GOAL OF THE EXERCISE
Every line with the string "Versuchsauswertung" should be gathered.

DATA IN THIS EXERCISE
——————————

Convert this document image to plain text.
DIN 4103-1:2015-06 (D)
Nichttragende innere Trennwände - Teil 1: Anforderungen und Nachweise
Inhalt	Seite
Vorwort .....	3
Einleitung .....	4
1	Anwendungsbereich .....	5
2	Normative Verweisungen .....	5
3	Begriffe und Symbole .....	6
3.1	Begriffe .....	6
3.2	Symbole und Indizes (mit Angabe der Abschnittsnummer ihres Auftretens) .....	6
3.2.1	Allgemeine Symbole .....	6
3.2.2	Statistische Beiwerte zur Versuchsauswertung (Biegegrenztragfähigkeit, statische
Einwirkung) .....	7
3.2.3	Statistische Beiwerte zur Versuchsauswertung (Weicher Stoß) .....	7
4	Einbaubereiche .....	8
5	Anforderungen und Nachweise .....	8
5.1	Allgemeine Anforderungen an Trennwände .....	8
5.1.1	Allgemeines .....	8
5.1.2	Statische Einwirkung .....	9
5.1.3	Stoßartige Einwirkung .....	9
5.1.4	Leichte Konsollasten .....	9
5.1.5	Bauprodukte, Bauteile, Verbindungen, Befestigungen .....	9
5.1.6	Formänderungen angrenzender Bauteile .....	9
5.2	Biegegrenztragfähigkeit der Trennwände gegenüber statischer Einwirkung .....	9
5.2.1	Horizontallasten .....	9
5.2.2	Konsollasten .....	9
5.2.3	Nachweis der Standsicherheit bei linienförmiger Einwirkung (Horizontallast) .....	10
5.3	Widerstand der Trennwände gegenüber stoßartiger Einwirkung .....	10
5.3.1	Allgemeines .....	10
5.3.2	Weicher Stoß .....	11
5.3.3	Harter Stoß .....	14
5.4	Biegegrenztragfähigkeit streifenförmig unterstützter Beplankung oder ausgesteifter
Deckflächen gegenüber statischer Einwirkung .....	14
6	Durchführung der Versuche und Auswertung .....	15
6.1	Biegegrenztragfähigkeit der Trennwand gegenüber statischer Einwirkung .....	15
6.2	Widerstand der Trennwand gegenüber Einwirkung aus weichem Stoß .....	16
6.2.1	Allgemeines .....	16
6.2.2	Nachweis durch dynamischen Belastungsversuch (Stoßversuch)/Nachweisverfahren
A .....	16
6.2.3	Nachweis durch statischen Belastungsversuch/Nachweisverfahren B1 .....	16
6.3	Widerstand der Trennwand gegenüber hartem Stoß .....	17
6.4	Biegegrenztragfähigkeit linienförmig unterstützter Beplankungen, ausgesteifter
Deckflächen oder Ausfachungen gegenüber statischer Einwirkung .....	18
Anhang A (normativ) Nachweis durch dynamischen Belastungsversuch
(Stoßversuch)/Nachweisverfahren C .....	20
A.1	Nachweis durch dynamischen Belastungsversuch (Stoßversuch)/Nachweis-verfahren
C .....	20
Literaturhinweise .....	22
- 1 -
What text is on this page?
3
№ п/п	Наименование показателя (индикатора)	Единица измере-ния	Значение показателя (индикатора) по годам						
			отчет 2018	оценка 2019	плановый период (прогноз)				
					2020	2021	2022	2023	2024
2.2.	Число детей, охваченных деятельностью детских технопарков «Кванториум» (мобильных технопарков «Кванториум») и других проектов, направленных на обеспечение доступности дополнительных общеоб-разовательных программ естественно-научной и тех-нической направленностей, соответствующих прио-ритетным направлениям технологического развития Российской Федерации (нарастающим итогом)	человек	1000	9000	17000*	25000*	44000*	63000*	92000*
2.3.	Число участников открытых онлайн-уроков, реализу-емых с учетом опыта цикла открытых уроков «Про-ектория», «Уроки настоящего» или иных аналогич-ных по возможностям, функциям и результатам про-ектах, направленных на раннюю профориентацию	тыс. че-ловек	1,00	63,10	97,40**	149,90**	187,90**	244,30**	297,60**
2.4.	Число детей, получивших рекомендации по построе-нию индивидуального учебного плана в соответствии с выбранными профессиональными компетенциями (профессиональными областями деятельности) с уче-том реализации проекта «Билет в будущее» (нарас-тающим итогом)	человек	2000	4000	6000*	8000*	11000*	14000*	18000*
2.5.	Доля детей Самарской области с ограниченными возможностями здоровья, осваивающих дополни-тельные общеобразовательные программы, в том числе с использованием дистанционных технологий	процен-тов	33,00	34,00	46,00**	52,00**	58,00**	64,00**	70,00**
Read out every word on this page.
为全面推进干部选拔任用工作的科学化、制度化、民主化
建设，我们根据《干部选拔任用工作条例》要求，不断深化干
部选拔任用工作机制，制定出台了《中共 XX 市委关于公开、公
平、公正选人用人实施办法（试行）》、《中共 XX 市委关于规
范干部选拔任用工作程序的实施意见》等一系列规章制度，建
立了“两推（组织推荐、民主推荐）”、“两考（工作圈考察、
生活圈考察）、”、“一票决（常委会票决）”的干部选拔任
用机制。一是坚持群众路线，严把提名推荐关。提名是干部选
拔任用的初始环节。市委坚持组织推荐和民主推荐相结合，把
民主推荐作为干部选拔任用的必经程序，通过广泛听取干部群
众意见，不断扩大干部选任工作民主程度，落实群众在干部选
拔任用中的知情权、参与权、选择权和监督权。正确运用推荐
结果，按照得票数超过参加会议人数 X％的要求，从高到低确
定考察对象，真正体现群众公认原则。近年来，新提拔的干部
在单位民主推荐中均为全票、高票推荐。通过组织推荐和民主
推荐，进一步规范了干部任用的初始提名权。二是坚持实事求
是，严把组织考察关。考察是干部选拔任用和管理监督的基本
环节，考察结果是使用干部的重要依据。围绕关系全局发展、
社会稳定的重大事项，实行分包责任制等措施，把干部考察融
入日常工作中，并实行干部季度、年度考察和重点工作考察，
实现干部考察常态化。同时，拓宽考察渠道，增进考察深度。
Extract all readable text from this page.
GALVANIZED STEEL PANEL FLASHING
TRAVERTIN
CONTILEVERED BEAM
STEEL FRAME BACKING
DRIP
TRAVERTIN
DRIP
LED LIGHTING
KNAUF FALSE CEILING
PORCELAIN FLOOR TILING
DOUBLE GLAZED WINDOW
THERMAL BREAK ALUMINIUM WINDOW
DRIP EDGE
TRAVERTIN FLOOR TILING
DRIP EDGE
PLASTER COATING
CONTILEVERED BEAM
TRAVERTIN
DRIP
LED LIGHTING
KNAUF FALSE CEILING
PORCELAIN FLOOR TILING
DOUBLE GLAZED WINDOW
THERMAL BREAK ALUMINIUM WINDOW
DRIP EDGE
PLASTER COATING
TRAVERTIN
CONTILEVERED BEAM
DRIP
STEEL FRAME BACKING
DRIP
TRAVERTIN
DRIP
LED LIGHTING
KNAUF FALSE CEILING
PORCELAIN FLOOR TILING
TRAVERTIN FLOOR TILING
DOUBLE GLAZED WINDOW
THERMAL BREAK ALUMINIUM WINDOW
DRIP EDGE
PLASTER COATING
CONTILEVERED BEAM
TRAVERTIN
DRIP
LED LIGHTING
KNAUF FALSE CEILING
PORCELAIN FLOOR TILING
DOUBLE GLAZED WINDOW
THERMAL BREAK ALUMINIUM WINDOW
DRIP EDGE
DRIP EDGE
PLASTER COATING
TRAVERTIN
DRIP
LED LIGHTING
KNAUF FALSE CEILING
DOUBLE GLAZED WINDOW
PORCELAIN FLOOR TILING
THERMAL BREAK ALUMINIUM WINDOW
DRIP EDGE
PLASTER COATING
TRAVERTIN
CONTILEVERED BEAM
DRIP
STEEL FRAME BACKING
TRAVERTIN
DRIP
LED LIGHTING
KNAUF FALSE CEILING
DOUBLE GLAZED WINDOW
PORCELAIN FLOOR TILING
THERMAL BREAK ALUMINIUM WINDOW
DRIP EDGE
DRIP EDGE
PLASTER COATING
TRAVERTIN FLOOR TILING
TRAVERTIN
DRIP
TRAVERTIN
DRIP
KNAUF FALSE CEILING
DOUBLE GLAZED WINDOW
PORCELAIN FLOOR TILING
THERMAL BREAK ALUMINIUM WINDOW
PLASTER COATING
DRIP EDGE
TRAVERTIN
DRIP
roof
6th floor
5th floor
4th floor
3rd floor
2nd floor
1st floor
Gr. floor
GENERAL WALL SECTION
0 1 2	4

——————————

FULL SOLUTION
3.2.2	Statistische Beiwerte zur Versuchsauswertung (Biegegrenztragfähigkeit, statische
3.2.3	Statistische Beiwerte zur Versuchsauswertung (Weicher Stoß) .....	7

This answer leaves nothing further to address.